[Extracted items]
- - -
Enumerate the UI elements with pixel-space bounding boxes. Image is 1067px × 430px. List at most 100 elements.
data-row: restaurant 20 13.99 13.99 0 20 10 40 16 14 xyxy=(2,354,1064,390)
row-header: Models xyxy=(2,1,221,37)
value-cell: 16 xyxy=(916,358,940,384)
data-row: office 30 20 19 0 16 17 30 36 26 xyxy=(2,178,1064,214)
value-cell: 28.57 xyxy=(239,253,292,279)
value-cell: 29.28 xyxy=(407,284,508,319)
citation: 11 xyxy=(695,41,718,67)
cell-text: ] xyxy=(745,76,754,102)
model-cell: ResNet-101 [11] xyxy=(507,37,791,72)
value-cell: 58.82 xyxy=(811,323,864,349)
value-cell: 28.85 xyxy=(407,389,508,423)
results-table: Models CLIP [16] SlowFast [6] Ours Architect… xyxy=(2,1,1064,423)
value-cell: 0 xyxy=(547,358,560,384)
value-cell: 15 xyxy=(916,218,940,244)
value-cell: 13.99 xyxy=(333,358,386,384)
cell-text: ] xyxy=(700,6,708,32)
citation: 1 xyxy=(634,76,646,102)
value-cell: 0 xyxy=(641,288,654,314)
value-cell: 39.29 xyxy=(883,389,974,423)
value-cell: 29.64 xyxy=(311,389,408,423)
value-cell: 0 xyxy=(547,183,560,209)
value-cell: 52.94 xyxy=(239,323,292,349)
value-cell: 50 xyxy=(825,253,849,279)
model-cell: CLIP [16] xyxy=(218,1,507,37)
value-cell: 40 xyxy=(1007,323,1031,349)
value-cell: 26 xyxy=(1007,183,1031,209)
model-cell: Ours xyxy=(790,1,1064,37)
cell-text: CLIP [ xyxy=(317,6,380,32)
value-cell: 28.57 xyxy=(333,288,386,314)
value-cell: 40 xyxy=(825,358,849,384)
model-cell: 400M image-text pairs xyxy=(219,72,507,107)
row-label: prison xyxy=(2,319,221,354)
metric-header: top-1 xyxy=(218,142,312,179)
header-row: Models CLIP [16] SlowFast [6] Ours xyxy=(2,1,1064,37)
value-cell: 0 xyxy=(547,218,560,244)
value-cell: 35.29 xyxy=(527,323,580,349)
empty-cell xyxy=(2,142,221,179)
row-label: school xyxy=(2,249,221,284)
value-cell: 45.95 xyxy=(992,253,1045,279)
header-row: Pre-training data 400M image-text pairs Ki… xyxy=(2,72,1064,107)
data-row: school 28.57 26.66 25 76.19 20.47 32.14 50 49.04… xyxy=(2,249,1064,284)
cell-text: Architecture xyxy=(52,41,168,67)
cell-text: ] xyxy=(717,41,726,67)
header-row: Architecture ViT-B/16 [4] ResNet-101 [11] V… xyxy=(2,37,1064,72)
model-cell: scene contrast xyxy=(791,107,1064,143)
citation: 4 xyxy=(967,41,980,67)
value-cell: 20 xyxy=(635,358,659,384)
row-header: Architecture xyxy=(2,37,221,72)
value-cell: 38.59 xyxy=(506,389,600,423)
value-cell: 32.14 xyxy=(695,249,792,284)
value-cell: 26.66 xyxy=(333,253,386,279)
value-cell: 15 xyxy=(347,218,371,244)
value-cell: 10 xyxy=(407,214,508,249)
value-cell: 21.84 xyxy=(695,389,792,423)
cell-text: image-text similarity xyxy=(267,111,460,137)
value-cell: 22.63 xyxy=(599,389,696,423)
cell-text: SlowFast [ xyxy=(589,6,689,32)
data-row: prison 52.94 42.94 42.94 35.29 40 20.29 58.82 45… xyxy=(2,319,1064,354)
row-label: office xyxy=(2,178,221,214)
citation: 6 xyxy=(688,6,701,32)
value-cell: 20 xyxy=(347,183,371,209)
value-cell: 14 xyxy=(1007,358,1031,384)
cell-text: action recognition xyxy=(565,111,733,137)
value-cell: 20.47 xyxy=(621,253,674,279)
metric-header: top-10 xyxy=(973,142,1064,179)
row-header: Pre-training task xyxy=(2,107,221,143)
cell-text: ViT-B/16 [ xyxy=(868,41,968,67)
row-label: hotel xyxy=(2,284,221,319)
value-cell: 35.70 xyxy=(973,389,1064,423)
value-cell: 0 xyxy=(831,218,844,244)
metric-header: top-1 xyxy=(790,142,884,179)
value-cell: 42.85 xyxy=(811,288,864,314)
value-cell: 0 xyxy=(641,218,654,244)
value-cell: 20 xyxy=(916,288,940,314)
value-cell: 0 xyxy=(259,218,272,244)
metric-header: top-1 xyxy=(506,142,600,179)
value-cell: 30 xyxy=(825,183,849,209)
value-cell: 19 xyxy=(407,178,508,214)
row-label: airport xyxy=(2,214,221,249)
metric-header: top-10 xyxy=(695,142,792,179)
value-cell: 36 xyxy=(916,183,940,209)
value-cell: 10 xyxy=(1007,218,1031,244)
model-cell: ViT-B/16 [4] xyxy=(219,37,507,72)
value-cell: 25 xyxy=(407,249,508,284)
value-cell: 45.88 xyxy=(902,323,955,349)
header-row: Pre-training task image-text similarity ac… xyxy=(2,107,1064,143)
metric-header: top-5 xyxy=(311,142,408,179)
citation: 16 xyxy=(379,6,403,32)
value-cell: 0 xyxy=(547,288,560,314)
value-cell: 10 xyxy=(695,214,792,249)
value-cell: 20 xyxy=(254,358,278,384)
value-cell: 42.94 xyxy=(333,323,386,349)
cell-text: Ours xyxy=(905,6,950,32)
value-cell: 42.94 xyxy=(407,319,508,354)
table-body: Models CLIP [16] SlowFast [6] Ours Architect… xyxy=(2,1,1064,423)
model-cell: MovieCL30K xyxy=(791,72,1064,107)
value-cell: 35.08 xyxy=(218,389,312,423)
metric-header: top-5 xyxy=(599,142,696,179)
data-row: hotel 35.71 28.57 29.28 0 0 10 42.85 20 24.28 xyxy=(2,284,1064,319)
- - -
* [Required work] Reproduce every line of the items above verbatim, changing nothing.

* [Expected answer]
Enumerate the UI elements with pixel-space bounding boxes. Image is 1067px × 430px. List at most 100 elements.
data-row: restaurant 20 13.99 13.99 0 20 10 40 16 14 xyxy=(2,354,1064,390)
row-header: Models xyxy=(2,1,221,37)
value-cell: 16 xyxy=(916,358,940,384)
data-row: office 30 20 19 0 16 17 30 36 26 xyxy=(2,178,1064,214)
value-cell: 28.57 xyxy=(239,253,292,279)
value-cell: 29.28 xyxy=(407,284,508,319)
citation: 11 xyxy=(695,41,718,67)
cell-text: ] xyxy=(745,76,754,102)
model-cell: ResNet-101 [11] xyxy=(507,37,791,72)
value-cell: 58.82 xyxy=(811,323,864,349)
value-cell: 28.85 xyxy=(407,389,508,423)
results-table: Models CLIP [16] SlowFast [6] Ours Architect… xyxy=(2,1,1064,423)
value-cell: 0 xyxy=(547,358,560,384)
value-cell: 15 xyxy=(916,218,940,244)
value-cell: 13.99 xyxy=(333,358,386,384)
cell-text: ] xyxy=(700,6,708,32)
citation: 1 xyxy=(634,76,646,102)
value-cell: 0 xyxy=(641,288,654,314)
value-cell: 39.29 xyxy=(883,389,974,423)
value-cell: 29.64 xyxy=(311,389,408,423)
value-cell: 0 xyxy=(547,183,560,209)
value-cell: 52.94 xyxy=(239,323,292,349)
value-cell: 50 xyxy=(825,253,849,279)
model-cell: CLIP [16] xyxy=(218,1,507,37)
value-cell: 40 xyxy=(1007,323,1031,349)
value-cell: 26 xyxy=(1007,183,1031,209)
model-cell: Ours xyxy=(790,1,1064,37)
cell-text: CLIP [ xyxy=(317,6,380,32)
value-cell: 28.57 xyxy=(333,288,386,314)
value-cell: 40 xyxy=(825,358,849,384)
model-cell: 400M image-text pairs xyxy=(219,72,507,107)
row-label: prison xyxy=(2,319,221,354)
metric-header: top-1 xyxy=(218,142,312,179)
header-row: Models CLIP [16] SlowFast [6] Ours xyxy=(2,1,1064,37)
value-cell: 0 xyxy=(547,218,560,244)
value-cell: 35.29 xyxy=(527,323,580,349)
empty-cell xyxy=(2,142,221,179)
row-label: school xyxy=(2,249,221,284)
value-cell: 45.95 xyxy=(992,253,1045,279)
header-row: Pre-training data 400M image-text pairs Ki… xyxy=(2,72,1064,107)
data-row: school 28.57 26.66 25 76.19 20.47 32.14 50 49.04… xyxy=(2,249,1064,284)
cell-text: Architecture xyxy=(52,41,168,67)
cell-text: ] xyxy=(717,41,726,67)
header-row: Architecture ViT-B/16 [4] ResNet-101 [11] V… xyxy=(2,37,1064,72)
model-cell: scene contrast xyxy=(791,107,1064,143)
citation: 4 xyxy=(967,41,980,67)
value-cell: 20 xyxy=(635,358,659,384)
row-header: Architecture xyxy=(2,37,221,72)
value-cell: 38.59 xyxy=(506,389,600,423)
value-cell: 32.14 xyxy=(695,249,792,284)
value-cell: 26.66 xyxy=(333,253,386,279)
value-cell: 15 xyxy=(347,218,371,244)
value-cell: 10 xyxy=(407,214,508,249)
value-cell: 21.84 xyxy=(695,389,792,423)
cell-text: image-text similarity xyxy=(267,111,460,137)
value-cell: 22.63 xyxy=(599,389,696,423)
cell-text: SlowFast [ xyxy=(589,6,689,32)
data-row: prison 52.94 42.94 42.94 35.29 40 20.29 58.82 45… xyxy=(2,319,1064,354)
row-label: office xyxy=(2,178,221,214)
citation: 6 xyxy=(688,6,701,32)
value-cell: 20 xyxy=(347,183,371,209)
value-cell: 14 xyxy=(1007,358,1031,384)
cell-text: action recognition xyxy=(565,111,733,137)
value-cell: 20.47 xyxy=(621,253,674,279)
metric-header: top-10 xyxy=(973,142,1064,179)
row-header: Pre-training task xyxy=(2,107,221,143)
cell-text: ViT-B/16 [ xyxy=(868,41,968,67)
row-label: hotel xyxy=(2,284,221,319)
value-cell: 35.70 xyxy=(973,389,1064,423)
value-cell: 0 xyxy=(831,218,844,244)
metric-header: top-1 xyxy=(790,142,884,179)
value-cell: 42.85 xyxy=(811,288,864,314)
value-cell: 0 xyxy=(641,218,654,244)
value-cell: 20 xyxy=(916,288,940,314)
value-cell: 0 xyxy=(259,218,272,244)
metric-header: top-1 xyxy=(506,142,600,179)
value-cell: 30 xyxy=(825,183,849,209)
value-cell: 19 xyxy=(407,178,508,214)
row-label: airport xyxy=(2,214,221,249)
metric-header: top-10 xyxy=(695,142,792,179)
value-cell: 36 xyxy=(916,183,940,209)
value-cell: 10 xyxy=(1007,218,1031,244)
model-cell: ViT-B/16 [4] xyxy=(219,37,507,72)
value-cell: 25 xyxy=(407,249,508,284)
value-cell: 45.88 xyxy=(902,323,955,349)
header-row: Pre-training task image-text similarity ac… xyxy=(2,107,1064,143)
metric-header: top-5 xyxy=(311,142,408,179)
citation: 16 xyxy=(379,6,403,32)
value-cell: 0 xyxy=(547,288,560,314)
value-cell: 10 xyxy=(695,214,792,249)
value-cell: 20 xyxy=(254,358,278,384)
value-cell: 42.94 xyxy=(333,323,386,349)
cell-text: Ours xyxy=(905,6,950,32)
value-cell: 42.94 xyxy=(407,319,508,354)
table-body: Models CLIP [16] SlowFast [6] Ours Architect… xyxy=(2,1,1064,423)
model-cell: MovieCL30K xyxy=(791,72,1064,107)
value-cell: 35.08 xyxy=(218,389,312,423)
metric-header: top-5 xyxy=(599,142,696,179)
data-row: hotel 35.71 28.57 29.28 0 0 10 42.85 20 24.28 xyxy=(2,284,1064,319)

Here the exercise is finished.